## Start

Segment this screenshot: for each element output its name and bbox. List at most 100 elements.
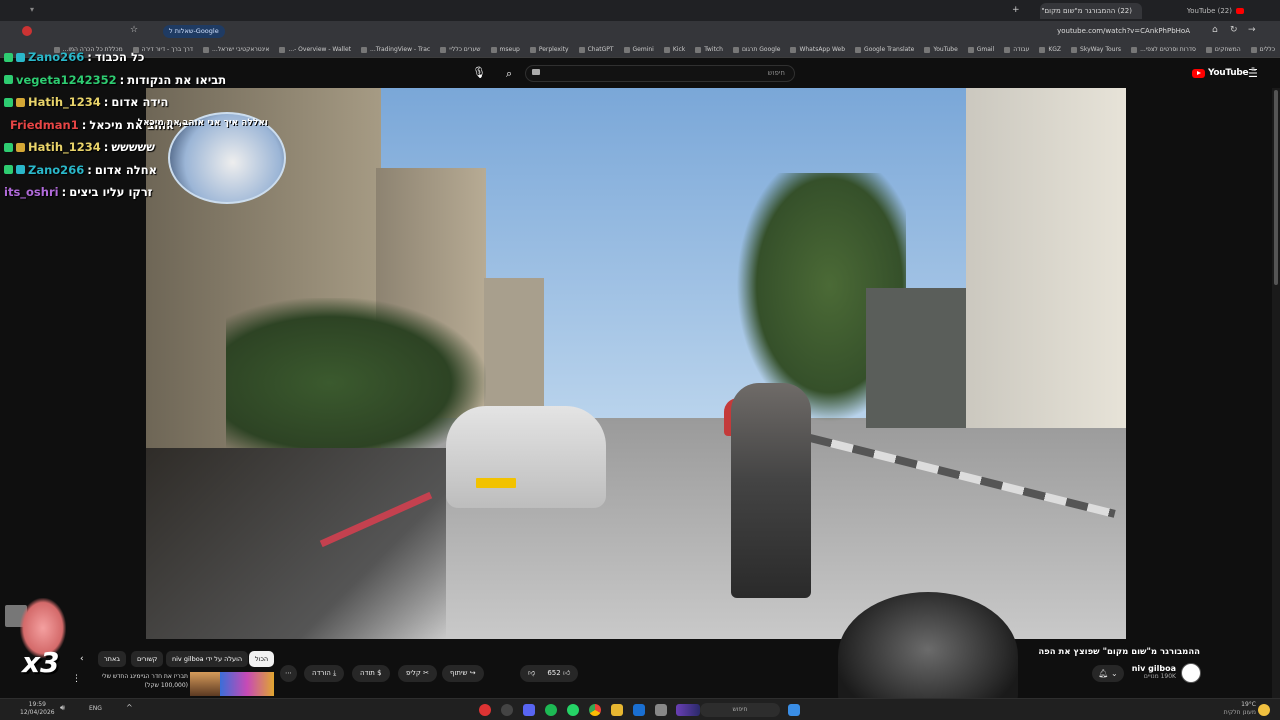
tab-video[interactable]: (22) ההמבורגר מ"שום מקום" ש... xyxy=(1040,3,1142,19)
video-shadow xyxy=(146,448,446,639)
clock[interactable]: 19:59 12/04/2026 xyxy=(20,701,55,717)
youtube-logo[interactable]: YouTube IL xyxy=(1192,67,1256,79)
channel-avatar[interactable] xyxy=(1181,663,1201,683)
widget-icon[interactable] xyxy=(676,704,700,716)
video-silver-car xyxy=(446,406,606,508)
bookmark-item[interactable]: כללים xyxy=(1246,42,1280,57)
bookmark-item[interactable]: Twitch xyxy=(690,42,728,57)
bookmark-item[interactable]: YouTube xyxy=(919,42,962,57)
clip-button[interactable]: ✂ קליפ xyxy=(398,665,437,682)
obs-icon[interactable] xyxy=(501,704,513,716)
tab-youtube-label: (22) YouTube xyxy=(1186,7,1232,15)
spotify-icon[interactable] xyxy=(545,704,557,716)
bookmark-item[interactable]: המשחקים xyxy=(1201,42,1246,57)
file-explorer-icon[interactable] xyxy=(611,704,623,716)
weather-desc: מעונן חלקית xyxy=(1223,709,1256,716)
new-tab-icon[interactable]: + xyxy=(1012,5,1020,15)
whatsapp-icon[interactable] xyxy=(567,704,579,716)
recommendation-thumbnail[interactable] xyxy=(220,672,274,696)
chrome-icon[interactable] xyxy=(589,704,601,716)
recommendation-menu-icon[interactable]: ⋮ xyxy=(72,674,81,684)
browser-tab-bar: (22) ההמבורגר מ"שום מקום" ש... (22) YouT… xyxy=(0,0,1280,21)
reload-icon[interactable]: ↻ xyxy=(1230,25,1238,35)
chip-related[interactable]: קשורים xyxy=(131,651,164,667)
bookmark-item[interactable]: Gmail xyxy=(963,42,1000,57)
bookmark-item[interactable]: WhatsApp Web xyxy=(785,42,850,57)
tray-expand-icon[interactable]: ^ xyxy=(126,703,133,712)
youtube-favicon-icon xyxy=(1236,8,1244,14)
tab-search-icon[interactable]: ▾ xyxy=(30,5,34,14)
bookmark-item[interactable]: Overview - Wallet -... xyxy=(274,42,356,57)
bookmark-item[interactable]: KGZ xyxy=(1034,42,1066,57)
bookmark-item[interactable]: Google Translate xyxy=(850,42,919,57)
meme-caption: ואללה איך אני אוהב את מיכאל xyxy=(137,118,268,128)
windows-start-icon[interactable] xyxy=(788,704,800,716)
chat-separator: : xyxy=(103,140,109,154)
bookmark-item[interactable]: Google תרגום xyxy=(728,42,786,57)
tab-youtube[interactable]: (22) YouTube xyxy=(1150,3,1250,19)
search-input[interactable]: חיפוש xyxy=(525,65,795,82)
bookmark-item[interactable]: ChatGPT xyxy=(574,42,619,57)
bookmark-item[interactable]: SkyWay Tours xyxy=(1066,42,1126,57)
back-icon[interactable]: → xyxy=(1248,25,1256,35)
like-dislike-button[interactable]: 👍︎ 652 👎︎ xyxy=(520,665,579,682)
language-indicator[interactable]: ENG xyxy=(89,705,102,712)
multiplier-text: x3 xyxy=(22,646,60,679)
search-icon[interactable]: ⌕ xyxy=(506,67,512,81)
recording-icon[interactable] xyxy=(479,704,491,716)
taskbar-search[interactable]: חיפוש xyxy=(700,703,780,717)
more-actions-button[interactable]: ⋯ xyxy=(280,665,297,682)
screen: (22) ההמבורגר מ"שום מקום" ש... (22) YouT… xyxy=(0,0,1280,720)
video-player[interactable] xyxy=(146,88,1126,639)
keyboard-icon[interactable] xyxy=(532,69,540,75)
chat-separator: : xyxy=(87,162,92,177)
youtube-logo-text: YouTube xyxy=(1208,68,1249,78)
thumbs-down-icon[interactable]: 👎︎ xyxy=(528,669,535,677)
chat-separator: : xyxy=(87,50,92,64)
bookmark-item[interactable]: Kick xyxy=(659,42,690,57)
profile-icon[interactable] xyxy=(22,26,32,36)
vip-badge-icon xyxy=(16,97,25,107)
bookmark-item[interactable]: סדרות וסרטים לצפי... xyxy=(1126,42,1201,57)
chip-watched[interactable]: באתר xyxy=(98,651,127,667)
volume-icon[interactable]: 🔊︎ xyxy=(60,703,65,713)
bookmark-item[interactable]: Perplexity xyxy=(525,42,574,57)
chip-uploaded-by[interactable]: הועלה על ידי niv gilboa xyxy=(166,651,249,667)
notification-bell-button[interactable]: 🔔︎ ⌄ xyxy=(1092,665,1124,682)
chat-text: ששששש xyxy=(111,140,155,154)
microphone-icon[interactable]: 🎙 xyxy=(472,66,486,79)
task-view-icon[interactable] xyxy=(655,704,667,716)
home-icon[interactable]: ⌂ xyxy=(1212,25,1218,35)
scrollbar-thumb[interactable] xyxy=(1274,90,1278,285)
bookmark-item[interactable]: mseup xyxy=(486,42,525,57)
bookmark-item[interactable]: TradingView - Trac... xyxy=(356,42,435,57)
chat-username: Hatih_1234 xyxy=(28,140,101,154)
chip-all[interactable]: הכול xyxy=(249,651,275,667)
bookmark-item[interactable]: Gemini xyxy=(619,42,659,57)
page-scrollbar[interactable] xyxy=(1272,88,1280,698)
discord-icon[interactable] xyxy=(523,704,535,716)
chip-prev-icon[interactable]: ‹ xyxy=(80,654,84,664)
recommendation-thumbnail-face[interactable] xyxy=(190,672,220,696)
bookmark-item[interactable]: עבודה xyxy=(999,42,1034,57)
store-icon[interactable] xyxy=(633,704,645,716)
youtube-play-icon xyxy=(1192,68,1205,78)
meme-bubble: ואללה איך אני אוהב את מיכאל xyxy=(137,112,286,204)
thanks-button[interactable]: $ תודה xyxy=(352,665,390,682)
url-field[interactable]: youtube.com/watch?v=CAnkPhPbHoA xyxy=(1000,25,1190,38)
video-pedestrian xyxy=(731,383,811,598)
thanks-icon: $ xyxy=(377,669,382,677)
recommendation-title[interactable]: תבריז את חדר הגיימינג החדש שלי (100,000 … xyxy=(92,672,188,690)
windows-taskbar: חיפוש 19:59 12/04/2026 ENG 🔊︎ ^ 19°C מעו… xyxy=(0,698,1280,720)
more-icon: ⋯ xyxy=(285,669,292,677)
thumbs-up-icon: 👍︎ xyxy=(562,669,571,677)
download-button[interactable]: ⤓ הורדה xyxy=(304,665,345,682)
google-ask-pill[interactable]: שאלות ל-Google xyxy=(163,25,225,38)
chat-separator: : xyxy=(119,72,125,87)
bookmark-item[interactable]: שערים כלליי xyxy=(435,42,485,57)
share-button[interactable]: ↪ שיתוף xyxy=(442,665,484,682)
chat-separator: : xyxy=(81,117,87,132)
bookmark-star-icon[interactable]: ☆ xyxy=(130,25,138,35)
weather-widget[interactable]: 19°C מעונן חלקית xyxy=(1210,701,1256,717)
chat-separator: : xyxy=(61,185,67,199)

## End

Written exercise
Report how many lines of the material above contain the string "ואללה". Give only the number.

Solution
2